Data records
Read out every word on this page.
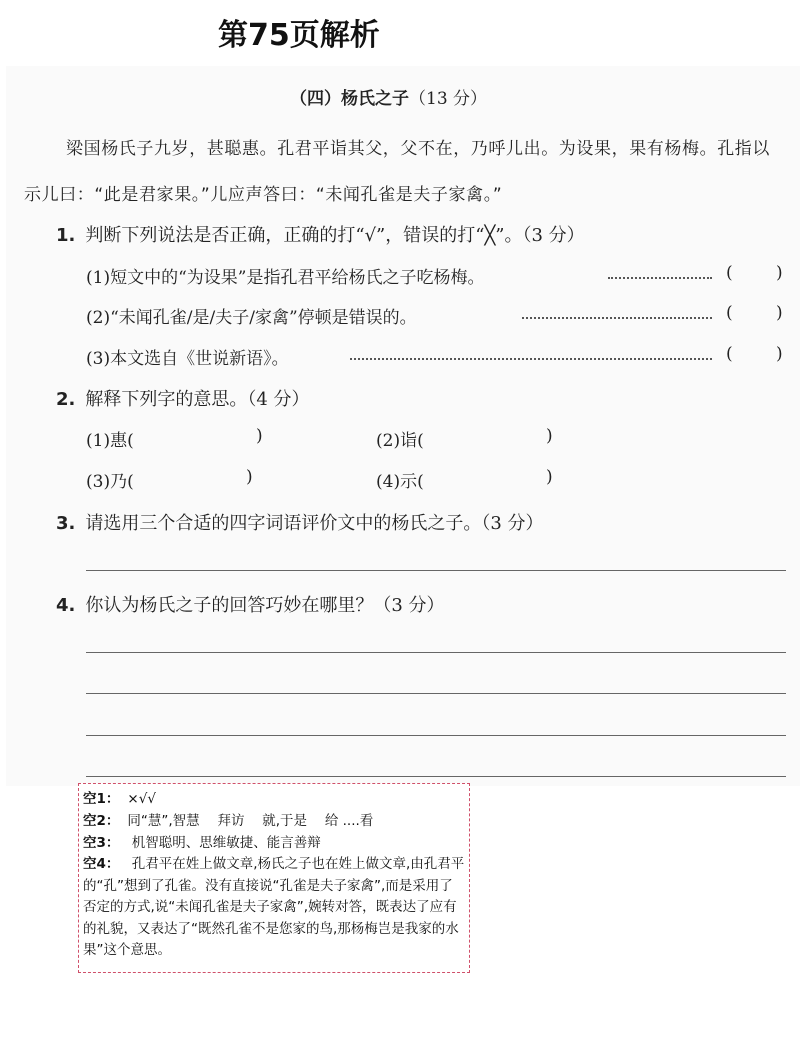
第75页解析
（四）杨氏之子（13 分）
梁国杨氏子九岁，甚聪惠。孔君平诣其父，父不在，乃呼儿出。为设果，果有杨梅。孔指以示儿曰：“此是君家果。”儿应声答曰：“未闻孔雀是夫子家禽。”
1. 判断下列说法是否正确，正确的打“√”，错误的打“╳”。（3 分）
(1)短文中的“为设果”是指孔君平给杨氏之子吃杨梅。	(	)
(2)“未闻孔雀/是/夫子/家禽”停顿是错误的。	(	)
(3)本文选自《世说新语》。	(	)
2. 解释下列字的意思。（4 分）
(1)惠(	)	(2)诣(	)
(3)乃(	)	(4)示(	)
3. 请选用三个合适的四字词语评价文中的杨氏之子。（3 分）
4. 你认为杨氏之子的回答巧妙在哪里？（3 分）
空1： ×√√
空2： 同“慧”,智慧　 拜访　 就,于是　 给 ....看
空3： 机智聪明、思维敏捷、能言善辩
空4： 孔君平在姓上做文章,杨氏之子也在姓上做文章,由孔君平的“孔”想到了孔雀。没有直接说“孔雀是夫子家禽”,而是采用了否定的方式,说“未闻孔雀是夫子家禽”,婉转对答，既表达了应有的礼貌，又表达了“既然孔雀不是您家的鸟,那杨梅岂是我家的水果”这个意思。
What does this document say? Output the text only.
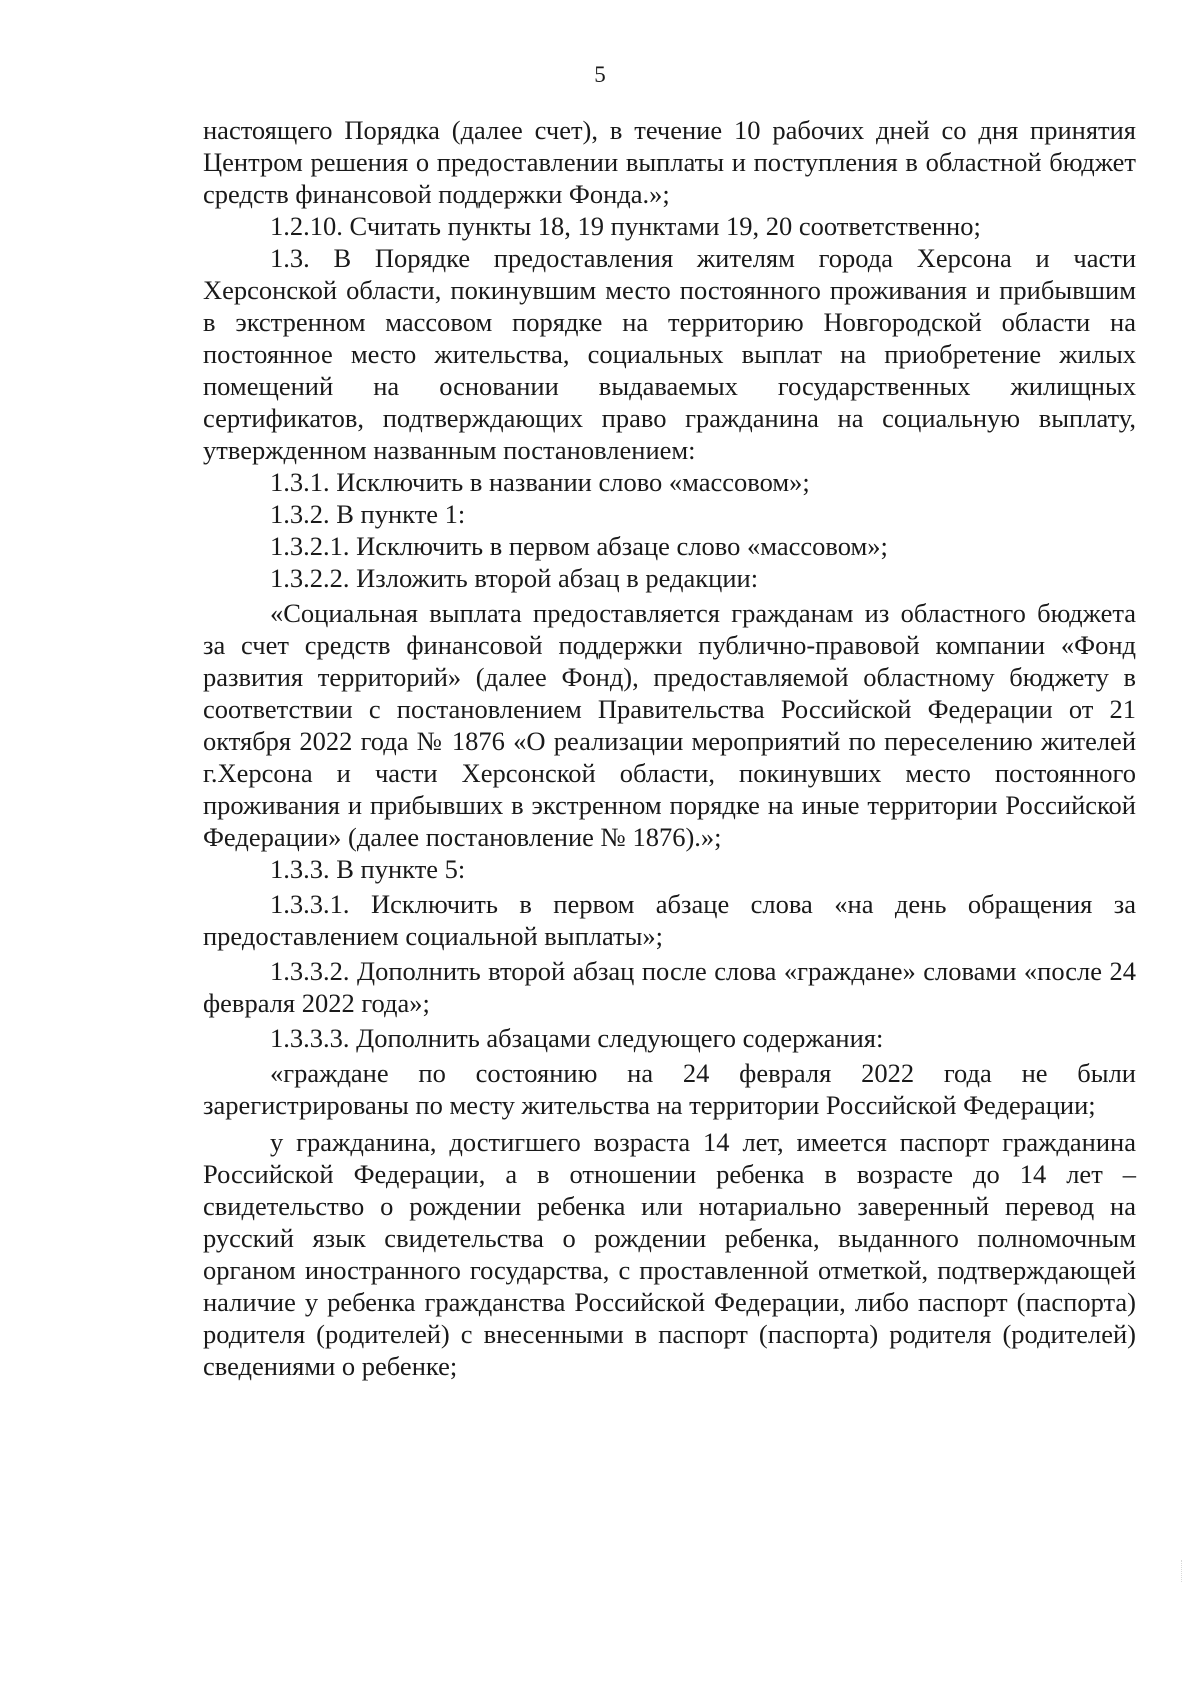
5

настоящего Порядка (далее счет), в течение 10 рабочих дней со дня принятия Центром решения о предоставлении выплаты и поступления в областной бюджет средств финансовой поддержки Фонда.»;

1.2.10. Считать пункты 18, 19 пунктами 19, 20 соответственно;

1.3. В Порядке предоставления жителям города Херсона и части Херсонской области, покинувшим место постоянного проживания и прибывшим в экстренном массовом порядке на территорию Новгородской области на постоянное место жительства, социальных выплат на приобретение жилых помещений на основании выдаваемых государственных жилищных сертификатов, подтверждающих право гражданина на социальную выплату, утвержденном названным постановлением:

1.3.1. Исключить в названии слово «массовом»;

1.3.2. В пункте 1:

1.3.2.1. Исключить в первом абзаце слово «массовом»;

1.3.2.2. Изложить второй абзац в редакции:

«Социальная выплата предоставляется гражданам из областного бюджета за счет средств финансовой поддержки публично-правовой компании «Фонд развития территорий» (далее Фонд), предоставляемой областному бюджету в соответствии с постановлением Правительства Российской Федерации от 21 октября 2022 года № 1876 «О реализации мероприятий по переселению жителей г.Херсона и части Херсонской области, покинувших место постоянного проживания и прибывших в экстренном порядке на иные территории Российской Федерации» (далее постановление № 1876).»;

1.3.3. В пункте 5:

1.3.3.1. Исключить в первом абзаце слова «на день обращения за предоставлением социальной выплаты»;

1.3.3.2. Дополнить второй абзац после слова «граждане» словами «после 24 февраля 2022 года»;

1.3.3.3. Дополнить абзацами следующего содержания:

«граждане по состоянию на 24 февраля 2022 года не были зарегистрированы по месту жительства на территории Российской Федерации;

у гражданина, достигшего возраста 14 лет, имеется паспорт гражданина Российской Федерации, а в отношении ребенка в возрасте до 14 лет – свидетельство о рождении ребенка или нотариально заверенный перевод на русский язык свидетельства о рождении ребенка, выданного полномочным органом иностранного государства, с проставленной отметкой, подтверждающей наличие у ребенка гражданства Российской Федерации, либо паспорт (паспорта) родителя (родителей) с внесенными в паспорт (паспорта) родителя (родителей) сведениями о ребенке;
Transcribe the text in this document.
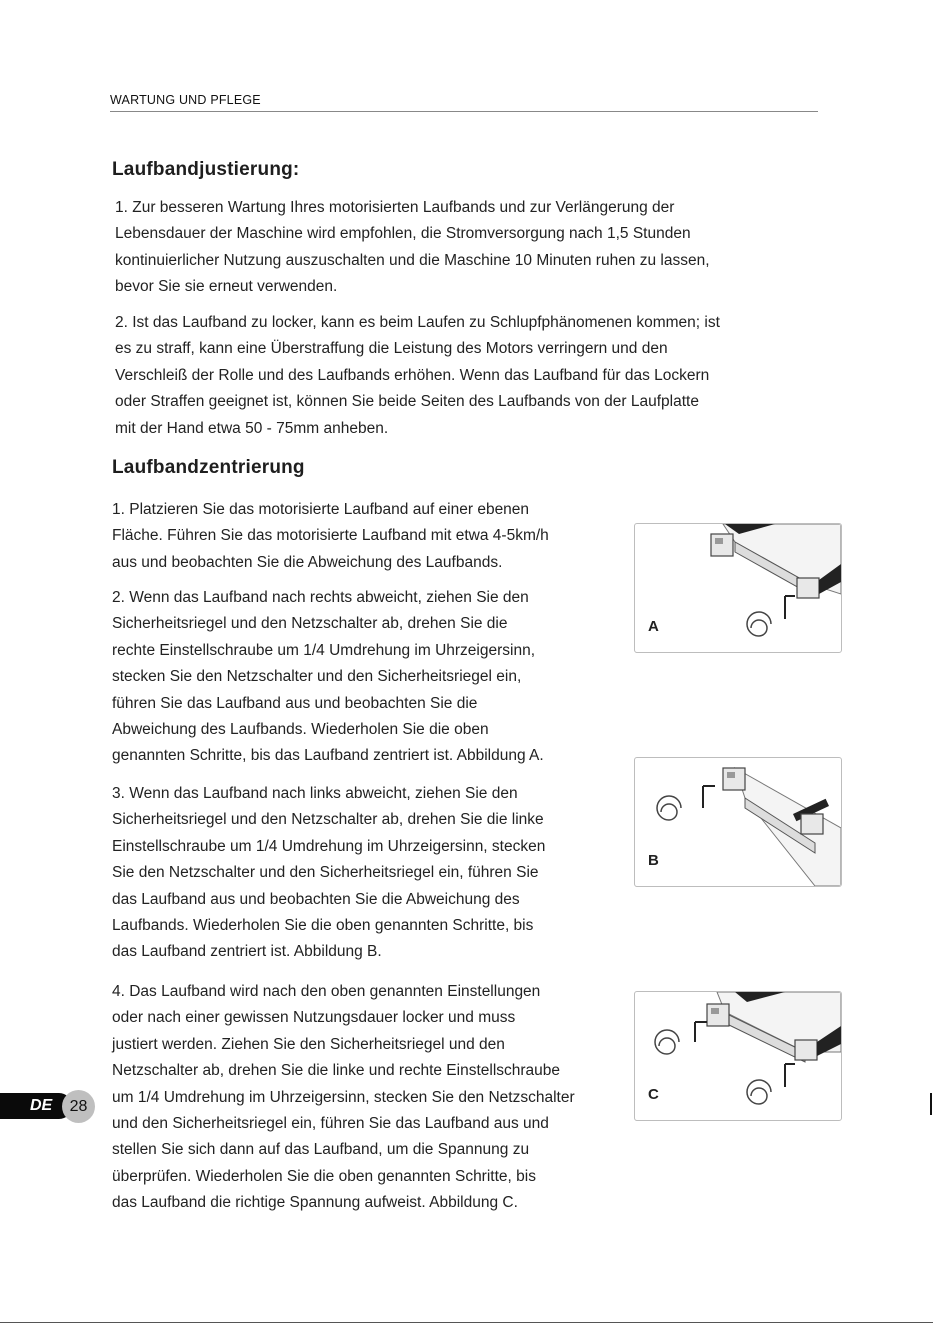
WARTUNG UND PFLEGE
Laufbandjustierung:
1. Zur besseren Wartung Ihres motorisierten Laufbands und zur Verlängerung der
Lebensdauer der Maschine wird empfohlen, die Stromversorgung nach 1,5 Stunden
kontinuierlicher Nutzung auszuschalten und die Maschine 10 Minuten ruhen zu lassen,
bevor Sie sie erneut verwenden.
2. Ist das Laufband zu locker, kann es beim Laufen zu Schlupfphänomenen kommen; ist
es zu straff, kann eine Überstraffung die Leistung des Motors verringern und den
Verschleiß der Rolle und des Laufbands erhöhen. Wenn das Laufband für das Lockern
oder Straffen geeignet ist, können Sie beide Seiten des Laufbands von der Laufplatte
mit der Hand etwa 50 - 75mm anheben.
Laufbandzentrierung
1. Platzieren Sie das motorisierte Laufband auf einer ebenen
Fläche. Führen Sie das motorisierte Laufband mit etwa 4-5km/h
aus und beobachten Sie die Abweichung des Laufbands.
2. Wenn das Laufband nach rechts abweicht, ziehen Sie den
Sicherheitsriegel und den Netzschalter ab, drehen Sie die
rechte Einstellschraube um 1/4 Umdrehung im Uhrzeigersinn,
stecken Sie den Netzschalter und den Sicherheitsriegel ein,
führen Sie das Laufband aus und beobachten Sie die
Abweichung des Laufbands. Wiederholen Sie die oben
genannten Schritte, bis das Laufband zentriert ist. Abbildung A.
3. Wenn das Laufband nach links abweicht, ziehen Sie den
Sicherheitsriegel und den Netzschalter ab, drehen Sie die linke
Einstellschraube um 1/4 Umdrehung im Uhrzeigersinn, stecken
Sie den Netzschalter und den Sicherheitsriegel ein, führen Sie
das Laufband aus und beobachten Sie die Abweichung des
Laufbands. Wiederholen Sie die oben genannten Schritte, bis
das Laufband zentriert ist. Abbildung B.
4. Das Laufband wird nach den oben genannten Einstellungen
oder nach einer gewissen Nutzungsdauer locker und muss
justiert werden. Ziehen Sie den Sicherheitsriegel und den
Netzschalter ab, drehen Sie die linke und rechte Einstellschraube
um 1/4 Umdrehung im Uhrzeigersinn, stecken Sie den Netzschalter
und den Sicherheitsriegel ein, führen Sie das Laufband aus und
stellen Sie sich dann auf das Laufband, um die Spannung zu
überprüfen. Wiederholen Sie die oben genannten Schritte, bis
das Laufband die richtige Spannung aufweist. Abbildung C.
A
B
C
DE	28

Work required = Print each of the records above exactly as written, leaving no picture in the copy.

Right answer =
Read out every word on this page.
第75页解析
（四）杨氏之子（13 分）
梁国杨氏子九岁，甚聪惠。孔君平诣其父，父不在，乃呼儿出。为设果，果有杨梅。孔指以示儿曰：“此是君家果。”儿应声答曰：“未闻孔雀是夫子家禽。”
1. 判断下列说法是否正确，正确的打“√”，错误的打“╳”。（3 分）
(1)短文中的“为设果”是指孔君平给杨氏之子吃杨梅。	(	)
(2)“未闻孔雀/是/夫子/家禽”停顿是错误的。	(	)
(3)本文选自《世说新语》。	(	)
2. 解释下列字的意思。（4 分）
(1)惠(	)	(2)诣(	)
(3)乃(	)	(4)示(	)
3. 请选用三个合适的四字词语评价文中的杨氏之子。（3 分）
4. 你认为杨氏之子的回答巧妙在哪里？（3 分）
空1： ×√√
空2： 同“慧”,智慧　 拜访　 就,于是　 给 ....看
空3： 机智聪明、思维敏捷、能言善辩
空4： 孔君平在姓上做文章,杨氏之子也在姓上做文章,由孔君平的“孔”想到了孔雀。没有直接说“孔雀是夫子家禽”,而是采用了否定的方式,说“未闻孔雀是夫子家禽”,婉转对答，既表达了应有的礼貌，又表达了“既然孔雀不是您家的鸟,那杨梅岂是我家的水果”这个意思。
What does this document say? Output the text only.
5

настоящего Порядка (далее счет), в течение 10 рабочих дней со дня принятия Центром решения о предоставлении выплаты и поступления в областной бюджет средств финансовой поддержки Фонда.»;

1.2.10. Считать пункты 18, 19 пунктами 19, 20 соответственно;

1.3. В Порядке предоставления жителям города Херсона и части Херсонской области, покинувшим место постоянного проживания и прибывшим в экстренном массовом порядке на территорию Новгородской области на постоянное место жительства, социальных выплат на приобретение жилых помещений на основании выдаваемых государственных жилищных сертификатов, подтверждающих право гражданина на социальную выплату, утвержденном названным постановлением:

1.3.1. Исключить в названии слово «массовом»;

1.3.2. В пункте 1:

1.3.2.1. Исключить в первом абзаце слово «массовом»;

1.3.2.2. Изложить второй абзац в редакции:

«Социальная выплата предоставляется гражданам из областного бюджета за счет средств финансовой поддержки публично-правовой компании «Фонд развития территорий» (далее Фонд), предоставляемой областному бюджету в соответствии с постановлением Правительства Российской Федерации от 21 октября 2022 года № 1876 «О реализации мероприятий по переселению жителей г.Херсона и части Херсонской области, покинувших место постоянного проживания и прибывших в экстренном порядке на иные территории Российской Федерации» (далее постановление № 1876).»;

1.3.3. В пункте 5:

1.3.3.1. Исключить в первом абзаце слова «на день обращения за предоставлением социальной выплаты»;

1.3.3.2. Дополнить второй абзац после слова «граждане» словами «после 24 февраля 2022 года»;

1.3.3.3. Дополнить абзацами следующего содержания:

«граждане по состоянию на 24 февраля 2022 года не были зарегистрированы по месту жительства на территории Российской Федерации;

у гражданина, достигшего возраста 14 лет, имеется паспорт гражданина Российской Федерации, а в отношении ребенка в возрасте до 14 лет – свидетельство о рождении ребенка или нотариально заверенный перевод на русский язык свидетельства о рождении ребенка, выданного полномочным органом иностранного государства, с проставленной отметкой, подтверждающей наличие у ребенка гражданства Российской Федерации, либо паспорт (паспорта) родителя (родителей) с внесенными в паспорт (паспорта) родителя (родителей) сведениями о ребенке;
Transcribe the text in this document.
WARTUNG UND PFLEGE
Laufbandjustierung:
1. Zur besseren Wartung Ihres motorisierten Laufbands und zur Verlängerung der
Lebensdauer der Maschine wird empfohlen, die Stromversorgung nach 1,5 Stunden
kontinuierlicher Nutzung auszuschalten und die Maschine 10 Minuten ruhen zu lassen,
bevor Sie sie erneut verwenden.
2. Ist das Laufband zu locker, kann es beim Laufen zu Schlupfphänomenen kommen; ist
es zu straff, kann eine Überstraffung die Leistung des Motors verringern und den
Verschleiß der Rolle und des Laufbands erhöhen. Wenn das Laufband für das Lockern
oder Straffen geeignet ist, können Sie beide Seiten des Laufbands von der Laufplatte
mit der Hand etwa 50 - 75mm anheben.
Laufbandzentrierung
1. Platzieren Sie das motorisierte Laufband auf einer ebenen
Fläche. Führen Sie das motorisierte Laufband mit etwa 4-5km/h
aus und beobachten Sie die Abweichung des Laufbands.
2. Wenn das Laufband nach rechts abweicht, ziehen Sie den
Sicherheitsriegel und den Netzschalter ab, drehen Sie die
rechte Einstellschraube um 1/4 Umdrehung im Uhrzeigersinn,
stecken Sie den Netzschalter und den Sicherheitsriegel ein,
führen Sie das Laufband aus und beobachten Sie die
Abweichung des Laufbands. Wiederholen Sie die oben
genannten Schritte, bis das Laufband zentriert ist. Abbildung A.
3. Wenn das Laufband nach links abweicht, ziehen Sie den
Sicherheitsriegel und den Netzschalter ab, drehen Sie die linke
Einstellschraube um 1/4 Umdrehung im Uhrzeigersinn, stecken
Sie den Netzschalter und den Sicherheitsriegel ein, führen Sie
das Laufband aus und beobachten Sie die Abweichung des
Laufbands. Wiederholen Sie die oben genannten Schritte, bis
das Laufband zentriert ist. Abbildung B.
4. Das Laufband wird nach den oben genannten Einstellungen
oder nach einer gewissen Nutzungsdauer locker und muss
justiert werden. Ziehen Sie den Sicherheitsriegel und den
Netzschalter ab, drehen Sie die linke und rechte Einstellschraube
um 1/4 Umdrehung im Uhrzeigersinn, stecken Sie den Netzschalter
und den Sicherheitsriegel ein, führen Sie das Laufband aus und
stellen Sie sich dann auf das Laufband, um die Spannung zu
überprüfen. Wiederholen Sie die oben genannten Schritte, bis
das Laufband die richtige Spannung aufweist. Abbildung C.
A
B
C
DE	28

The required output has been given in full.